WRITTEN EXERCISE:
Could every line of the data be printed exactly as it reads?

EXERCISE MATERIALS:
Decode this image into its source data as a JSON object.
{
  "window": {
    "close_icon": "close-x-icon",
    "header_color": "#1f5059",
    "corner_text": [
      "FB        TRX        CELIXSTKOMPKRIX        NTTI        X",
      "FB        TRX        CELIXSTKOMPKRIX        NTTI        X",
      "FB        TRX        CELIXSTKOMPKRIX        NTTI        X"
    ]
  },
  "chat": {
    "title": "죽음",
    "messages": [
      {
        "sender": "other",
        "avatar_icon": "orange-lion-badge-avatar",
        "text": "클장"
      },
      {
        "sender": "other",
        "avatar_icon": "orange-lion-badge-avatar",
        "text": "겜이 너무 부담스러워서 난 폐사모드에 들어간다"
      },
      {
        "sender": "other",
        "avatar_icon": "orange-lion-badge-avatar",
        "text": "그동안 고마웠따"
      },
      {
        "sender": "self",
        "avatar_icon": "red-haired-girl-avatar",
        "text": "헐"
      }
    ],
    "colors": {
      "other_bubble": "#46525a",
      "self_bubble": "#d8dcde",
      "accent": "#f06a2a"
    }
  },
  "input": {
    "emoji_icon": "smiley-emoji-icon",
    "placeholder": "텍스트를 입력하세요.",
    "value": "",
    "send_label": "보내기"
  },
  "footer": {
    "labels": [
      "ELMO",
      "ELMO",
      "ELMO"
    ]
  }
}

SOLUTION FOR THIS PROBLEM:
Decode this image into its source data as a JSON object.
{
  "window": {
    "close_icon": "close-x-icon",
    "header_color": "#1f5059",
    "corner_text": [
      "FB        TRX        CELIXSTKOMPKRIX        NTTI        X",
      "FB        TRX        CELIXSTKOMPKRIX        NTTI        X",
      "FB        TRX        CELIXSTKOMPKRIX        NTTI        X"
    ]
  },
  "chat": {
    "title": "죽음",
    "messages": [
      {
        "sender": "other",
        "avatar_icon": "orange-lion-badge-avatar",
        "text": "클장"
      },
      {
        "sender": "other",
        "avatar_icon": "orange-lion-badge-avatar",
        "text": "겜이 너무 부담스러워서 난 폐사모드에 들어간다"
      },
      {
        "sender": "other",
        "avatar_icon": "orange-lion-badge-avatar",
        "text": "그동안 고마웠따"
      },
      {
        "sender": "self",
        "avatar_icon": "red-haired-girl-avatar",
        "text": "헐"
      }
    ],
    "colors": {
      "other_bubble": "#46525a",
      "self_bubble": "#d8dcde",
      "accent": "#f06a2a"
    }
  },
  "input": {
    "emoji_icon": "smiley-emoji-icon",
    "placeholder": "텍스트를 입력하세요.",
    "value": "",
    "send_label": "보내기"
  },
  "footer": {
    "labels": [
      "ELMO",
      "ELMO",
      "ELMO"
    ]
  }
}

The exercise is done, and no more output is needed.